Given task:
Would you pull out every line of the material that contains the string "JSON"?

Listed entries:
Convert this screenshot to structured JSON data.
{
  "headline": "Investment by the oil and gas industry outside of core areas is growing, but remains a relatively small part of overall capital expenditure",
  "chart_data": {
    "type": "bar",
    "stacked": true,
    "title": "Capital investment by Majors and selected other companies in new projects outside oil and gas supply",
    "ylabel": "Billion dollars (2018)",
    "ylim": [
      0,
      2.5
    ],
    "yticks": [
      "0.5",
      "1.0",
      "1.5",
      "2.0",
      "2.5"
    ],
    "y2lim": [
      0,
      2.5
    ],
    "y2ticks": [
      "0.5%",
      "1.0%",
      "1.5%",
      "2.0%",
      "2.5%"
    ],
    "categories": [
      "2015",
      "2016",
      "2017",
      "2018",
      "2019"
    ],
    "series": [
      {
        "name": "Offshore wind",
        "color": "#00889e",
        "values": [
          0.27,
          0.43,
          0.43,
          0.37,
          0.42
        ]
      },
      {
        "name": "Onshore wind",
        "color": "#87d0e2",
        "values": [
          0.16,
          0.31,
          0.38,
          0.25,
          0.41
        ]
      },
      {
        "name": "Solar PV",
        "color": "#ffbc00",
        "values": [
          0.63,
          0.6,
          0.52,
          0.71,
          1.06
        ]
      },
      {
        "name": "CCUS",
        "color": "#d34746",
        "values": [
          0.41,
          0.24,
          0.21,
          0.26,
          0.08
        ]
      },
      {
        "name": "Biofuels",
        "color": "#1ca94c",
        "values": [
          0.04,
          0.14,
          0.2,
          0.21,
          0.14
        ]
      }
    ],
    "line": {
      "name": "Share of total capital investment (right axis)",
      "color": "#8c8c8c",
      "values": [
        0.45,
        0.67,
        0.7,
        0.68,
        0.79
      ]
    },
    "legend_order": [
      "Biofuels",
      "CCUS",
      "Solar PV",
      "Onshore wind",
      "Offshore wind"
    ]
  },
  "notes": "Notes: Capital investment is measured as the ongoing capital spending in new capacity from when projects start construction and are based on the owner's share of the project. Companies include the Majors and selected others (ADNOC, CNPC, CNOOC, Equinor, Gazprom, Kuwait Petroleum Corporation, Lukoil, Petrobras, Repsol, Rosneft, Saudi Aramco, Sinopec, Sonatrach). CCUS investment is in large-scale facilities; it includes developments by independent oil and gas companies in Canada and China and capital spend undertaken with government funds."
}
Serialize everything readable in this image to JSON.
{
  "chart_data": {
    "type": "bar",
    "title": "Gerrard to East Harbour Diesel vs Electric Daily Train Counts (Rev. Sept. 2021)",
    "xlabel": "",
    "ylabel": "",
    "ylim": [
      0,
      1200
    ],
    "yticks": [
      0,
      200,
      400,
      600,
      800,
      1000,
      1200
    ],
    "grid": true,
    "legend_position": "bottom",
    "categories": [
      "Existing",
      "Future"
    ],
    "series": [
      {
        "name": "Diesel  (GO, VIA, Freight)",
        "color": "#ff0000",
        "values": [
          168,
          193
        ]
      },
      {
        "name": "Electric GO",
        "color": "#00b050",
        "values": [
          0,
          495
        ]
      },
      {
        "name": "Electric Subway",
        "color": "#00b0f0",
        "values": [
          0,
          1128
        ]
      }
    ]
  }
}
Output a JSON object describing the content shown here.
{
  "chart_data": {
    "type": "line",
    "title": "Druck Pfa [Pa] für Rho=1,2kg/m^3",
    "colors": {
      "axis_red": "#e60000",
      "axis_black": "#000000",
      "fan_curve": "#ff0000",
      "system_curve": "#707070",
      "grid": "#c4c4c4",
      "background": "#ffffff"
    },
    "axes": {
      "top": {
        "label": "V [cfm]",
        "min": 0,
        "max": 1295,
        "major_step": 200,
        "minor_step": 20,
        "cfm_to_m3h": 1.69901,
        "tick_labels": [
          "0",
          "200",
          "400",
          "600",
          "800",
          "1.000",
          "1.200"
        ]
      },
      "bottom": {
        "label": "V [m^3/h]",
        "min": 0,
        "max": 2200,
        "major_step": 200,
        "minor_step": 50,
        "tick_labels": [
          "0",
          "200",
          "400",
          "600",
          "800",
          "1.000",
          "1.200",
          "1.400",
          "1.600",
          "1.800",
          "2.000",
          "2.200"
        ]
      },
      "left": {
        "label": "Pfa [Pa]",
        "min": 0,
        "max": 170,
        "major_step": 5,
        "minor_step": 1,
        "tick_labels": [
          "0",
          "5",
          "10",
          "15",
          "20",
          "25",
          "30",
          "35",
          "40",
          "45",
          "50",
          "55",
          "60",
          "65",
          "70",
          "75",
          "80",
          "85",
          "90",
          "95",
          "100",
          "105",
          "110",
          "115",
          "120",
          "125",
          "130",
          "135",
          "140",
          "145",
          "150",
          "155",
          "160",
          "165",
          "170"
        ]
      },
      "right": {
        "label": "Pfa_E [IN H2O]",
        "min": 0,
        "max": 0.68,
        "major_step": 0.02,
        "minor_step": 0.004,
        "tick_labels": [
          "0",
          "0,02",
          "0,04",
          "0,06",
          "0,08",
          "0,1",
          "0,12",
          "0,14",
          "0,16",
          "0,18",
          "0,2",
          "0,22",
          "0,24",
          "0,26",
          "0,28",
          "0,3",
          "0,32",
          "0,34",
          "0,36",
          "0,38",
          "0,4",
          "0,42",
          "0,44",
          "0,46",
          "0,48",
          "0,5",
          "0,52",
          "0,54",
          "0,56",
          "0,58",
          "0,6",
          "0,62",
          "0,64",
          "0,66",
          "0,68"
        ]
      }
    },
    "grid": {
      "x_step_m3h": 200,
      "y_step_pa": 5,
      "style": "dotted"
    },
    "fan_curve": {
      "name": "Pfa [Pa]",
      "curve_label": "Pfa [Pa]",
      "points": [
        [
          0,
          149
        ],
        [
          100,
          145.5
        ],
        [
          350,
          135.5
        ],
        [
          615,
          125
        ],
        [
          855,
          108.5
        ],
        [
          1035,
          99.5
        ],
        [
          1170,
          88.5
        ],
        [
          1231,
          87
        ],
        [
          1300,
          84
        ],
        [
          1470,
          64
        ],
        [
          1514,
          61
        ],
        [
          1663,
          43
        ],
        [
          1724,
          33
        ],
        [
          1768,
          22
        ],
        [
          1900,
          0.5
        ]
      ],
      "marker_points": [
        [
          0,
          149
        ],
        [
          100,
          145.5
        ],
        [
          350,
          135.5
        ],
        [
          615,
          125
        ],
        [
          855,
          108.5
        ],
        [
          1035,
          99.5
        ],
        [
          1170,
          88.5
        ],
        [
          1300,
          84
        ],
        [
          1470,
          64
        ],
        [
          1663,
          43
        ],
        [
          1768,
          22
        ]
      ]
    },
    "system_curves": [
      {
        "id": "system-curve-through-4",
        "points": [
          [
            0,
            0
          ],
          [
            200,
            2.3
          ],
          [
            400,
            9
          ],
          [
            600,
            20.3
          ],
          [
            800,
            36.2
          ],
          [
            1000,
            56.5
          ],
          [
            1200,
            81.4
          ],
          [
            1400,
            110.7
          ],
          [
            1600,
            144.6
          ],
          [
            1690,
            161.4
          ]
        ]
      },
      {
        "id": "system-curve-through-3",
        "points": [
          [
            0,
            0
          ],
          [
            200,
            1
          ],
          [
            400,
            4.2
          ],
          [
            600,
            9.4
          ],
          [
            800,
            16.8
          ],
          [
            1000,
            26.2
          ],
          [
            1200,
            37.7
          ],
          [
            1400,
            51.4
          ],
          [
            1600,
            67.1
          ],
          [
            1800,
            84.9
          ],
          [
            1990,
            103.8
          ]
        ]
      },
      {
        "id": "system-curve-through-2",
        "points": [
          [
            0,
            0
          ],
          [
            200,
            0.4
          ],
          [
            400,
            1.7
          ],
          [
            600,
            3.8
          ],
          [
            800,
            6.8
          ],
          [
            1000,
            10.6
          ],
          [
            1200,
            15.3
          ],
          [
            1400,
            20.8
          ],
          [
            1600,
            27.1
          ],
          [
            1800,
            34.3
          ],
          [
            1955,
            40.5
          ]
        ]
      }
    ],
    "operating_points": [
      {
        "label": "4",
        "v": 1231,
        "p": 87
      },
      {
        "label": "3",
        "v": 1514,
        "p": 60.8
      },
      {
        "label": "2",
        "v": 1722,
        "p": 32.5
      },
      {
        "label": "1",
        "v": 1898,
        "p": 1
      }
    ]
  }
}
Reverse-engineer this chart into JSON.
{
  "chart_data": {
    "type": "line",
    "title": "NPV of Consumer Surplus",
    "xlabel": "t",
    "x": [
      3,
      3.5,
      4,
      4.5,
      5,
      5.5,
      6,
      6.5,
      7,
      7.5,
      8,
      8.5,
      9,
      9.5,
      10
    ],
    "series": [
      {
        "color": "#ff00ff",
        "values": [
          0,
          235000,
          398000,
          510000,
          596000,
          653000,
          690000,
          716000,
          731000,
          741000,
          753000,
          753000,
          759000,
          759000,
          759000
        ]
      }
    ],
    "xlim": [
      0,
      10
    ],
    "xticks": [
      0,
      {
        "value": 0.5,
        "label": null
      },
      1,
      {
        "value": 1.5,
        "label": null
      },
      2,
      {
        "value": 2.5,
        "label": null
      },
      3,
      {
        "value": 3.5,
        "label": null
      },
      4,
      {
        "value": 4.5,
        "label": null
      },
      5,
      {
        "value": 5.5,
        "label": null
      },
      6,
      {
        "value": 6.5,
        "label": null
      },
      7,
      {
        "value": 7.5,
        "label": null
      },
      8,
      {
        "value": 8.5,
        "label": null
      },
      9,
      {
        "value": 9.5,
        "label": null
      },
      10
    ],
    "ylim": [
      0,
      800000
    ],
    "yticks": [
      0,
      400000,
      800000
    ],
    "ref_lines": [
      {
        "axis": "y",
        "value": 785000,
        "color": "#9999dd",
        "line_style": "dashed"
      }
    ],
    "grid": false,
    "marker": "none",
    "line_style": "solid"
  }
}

Exercise answer:
Convert this screenshot to structured JSON data.
Serialize everything readable in this image to JSON.
Output a JSON object describing the content shown here.
Reverse-engineer this chart into JSON.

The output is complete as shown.